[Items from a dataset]

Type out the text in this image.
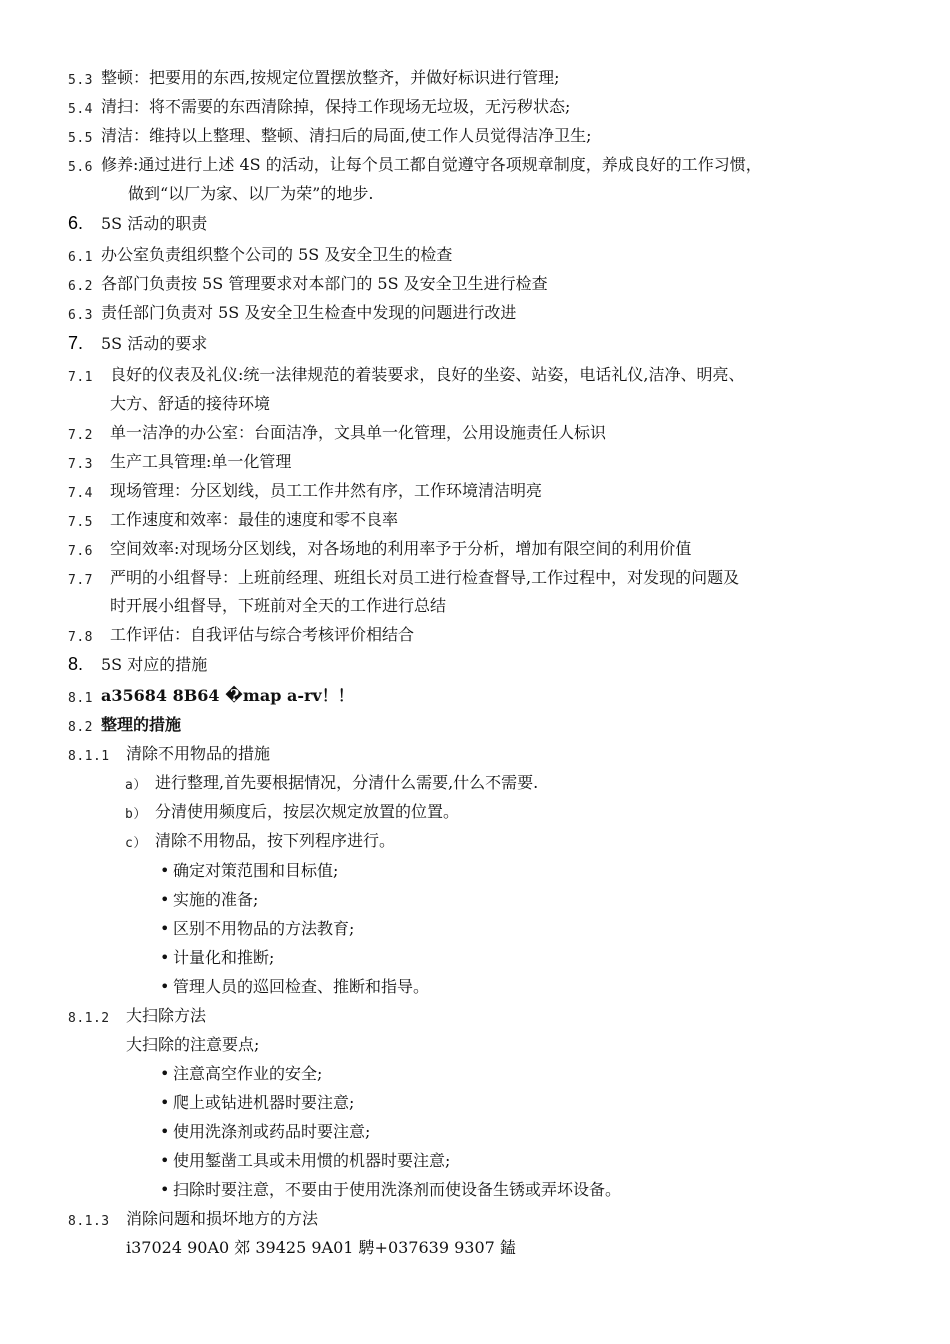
5.3 整顿：把要用的东西,按规定位置摆放整齐，并做好标识进行管理;
5.4 清扫：将不需要的东西清除掉，保持工作现场无垃圾，无污秽状态;
5.5 清洁：维持以上整理、整顿、清扫后的局面,使工作人员觉得洁净卫生;
5.6 修养:通过进行上述 4S 的活动，让每个员工都自觉遵守各项规章制度，养成良好的工作习惯，
做到“以厂为家、以厂为荣”的地步.
6. 5S 活动的职责
6.1 办公室负责组织整个公司的 5S 及安全卫生的检查
6.2 各部门负责按 5S 管理要求对本部门的 5S 及安全卫生进行检查
6.3 责任部门负责对 5S 及安全卫生检查中发现的问题进行改进
7. 5S 活动的要求
7.1 良好的仪表及礼仪:统一法律规范的着装要求，良好的坐姿、站姿，电话礼仪,洁净、明亮、
大方、舒适的接待环境
7.2 单一洁净的办公室：台面洁净，文具单一化管理，公用设施责任人标识
7.3 生产工具管理:单一化管理
7.4 现场管理：分区划线，员工工作井然有序，工作环境清洁明亮
7.5 工作速度和效率：最佳的速度和零不良率
7.6 空间效率:对现场分区划线，对各场地的利用率予于分析，增加有限空间的利用价值
7.7 严明的小组督导：上班前经理、班组长对员工进行检查督导,工作过程中，对发现的问题及
时开展小组督导，下班前对全天的工作进行总结
7.8 工作评估：自我评估与综合考核评价相结合
8. 5S 对应的措施
8.1 a35684 8B64 �map a-rv！！
8.2 整理的措施
8.1.1 清除不用物品的措施
a） 进行整理,首先要根据情况，分清什么需要,什么不需要.
b） 分清使用频度后，按层次规定放置的位置。
c） 清除不用物品，按下列程序进行。
• 确定对策范围和目标值;
• 实施的准备;
• 区别不用物品的方法教育;
• 计量化和推断;
• 管理人员的巡回检查、推断和指导。
8.1.2 大扫除方法
大扫除的注意要点;
• 注意高空作业的安全;
• 爬上或钻进机器时要注意;
• 使用洗涤剂或药品时要注意;
• 使用錾凿工具或未用惯的机器时要注意;
• 扫除时要注意，不要由于使用洗涤剂而使设备生锈或弄坏设备。
8.1.3 消除问题和损坏地方的方法
i37024 90A0 郊 39425 9A01 騁+037639 9307 鎑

__GIVEN INSTRUCTION__.
Return the whole listing, word for word, and leave out every picture.

__RESPONSE__.
Type out the text in this image.
5.3 整顿：把要用的东西,按规定位置摆放整齐，并做好标识进行管理;
5.4 清扫：将不需要的东西清除掉，保持工作现场无垃圾，无污秽状态;
5.5 清洁：维持以上整理、整顿、清扫后的局面,使工作人员觉得洁净卫生;
5.6 修养:通过进行上述 4S 的活动，让每个员工都自觉遵守各项规章制度，养成良好的工作习惯，
做到“以厂为家、以厂为荣”的地步.
6. 5S 活动的职责
6.1 办公室负责组织整个公司的 5S 及安全卫生的检查
6.2 各部门负责按 5S 管理要求对本部门的 5S 及安全卫生进行检查
6.3 责任部门负责对 5S 及安全卫生检查中发现的问题进行改进
7. 5S 活动的要求
7.1 良好的仪表及礼仪:统一法律规范的着装要求，良好的坐姿、站姿，电话礼仪,洁净、明亮、
大方、舒适的接待环境
7.2 单一洁净的办公室：台面洁净，文具单一化管理，公用设施责任人标识
7.3 生产工具管理:单一化管理
7.4 现场管理：分区划线，员工工作井然有序，工作环境清洁明亮
7.5 工作速度和效率：最佳的速度和零不良率
7.6 空间效率:对现场分区划线，对各场地的利用率予于分析，增加有限空间的利用价值
7.7 严明的小组督导：上班前经理、班组长对员工进行检查督导,工作过程中，对发现的问题及
时开展小组督导，下班前对全天的工作进行总结
7.8 工作评估：自我评估与综合考核评价相结合
8. 5S 对应的措施
8.1 a35684 8B64 �map a-rv！！
8.2 整理的措施
8.1.1 清除不用物品的措施
a） 进行整理,首先要根据情况，分清什么需要,什么不需要.
b） 分清使用频度后，按层次规定放置的位置。
c） 清除不用物品，按下列程序进行。
• 确定对策范围和目标值;
• 实施的准备;
• 区别不用物品的方法教育;
• 计量化和推断;
• 管理人员的巡回检查、推断和指导。
8.1.2 大扫除方法
大扫除的注意要点;
• 注意高空作业的安全;
• 爬上或钻进机器时要注意;
• 使用洗涤剂或药品时要注意;
• 使用錾凿工具或未用惯的机器时要注意;
• 扫除时要注意，不要由于使用洗涤剂而使设备生锈或弄坏设备。
8.1.3 消除问题和损坏地方的方法
i37024 90A0 郊 39425 9A01 騁+037639 9307 鎑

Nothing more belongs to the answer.